• AIM: Leave out the pictures and transcribe the rest of the records exactly.

• INPUT RECORDS:
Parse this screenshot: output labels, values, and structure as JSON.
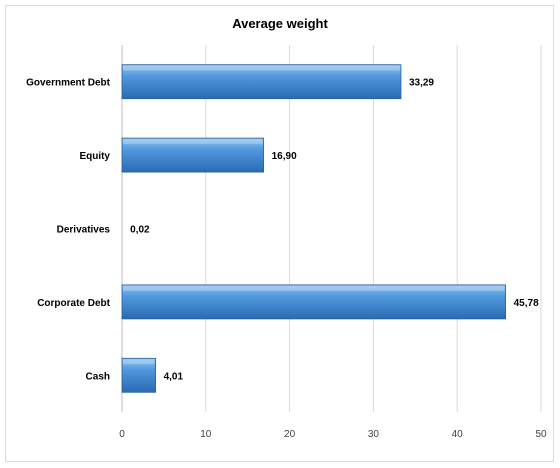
{
  "chart_data": {
    "type": "bar",
    "orientation": "horizontal",
    "title": "Average weight",
    "categories": [
      "Government Debt",
      "Equity",
      "Derivatives",
      "Corporate Debt",
      "Cash"
    ],
    "values": [
      33.29,
      16.9,
      0.02,
      45.78,
      4.01
    ],
    "value_labels": [
      "33,29",
      "16,90",
      "0,02",
      "45,78",
      "4,01"
    ],
    "xlim": [
      0,
      50
    ],
    "xticks": [
      0,
      10,
      20,
      30,
      40,
      50
    ],
    "xlabel": "",
    "ylabel": "",
    "grid": true,
    "legend": "none",
    "bar_color": "#4a90d9",
    "bar_color_dark": "#2e6db4"
  }
}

• CORRECT RESULT:
Parse this screenshot: output labels, values, and structure as JSON.
{
  "chart_data": {
    "type": "bar",
    "orientation": "horizontal",
    "title": "Average weight",
    "categories": [
      "Government Debt",
      "Equity",
      "Derivatives",
      "Corporate Debt",
      "Cash"
    ],
    "values": [
      33.29,
      16.9,
      0.02,
      45.78,
      4.01
    ],
    "value_labels": [
      "33,29",
      "16,90",
      "0,02",
      "45,78",
      "4,01"
    ],
    "xlim": [
      0,
      50
    ],
    "xticks": [
      0,
      10,
      20,
      30,
      40,
      50
    ],
    "xlabel": "",
    "ylabel": "",
    "grid": true,
    "legend": "none",
    "bar_color": "#4a90d9",
    "bar_color_dark": "#2e6db4"
  }
}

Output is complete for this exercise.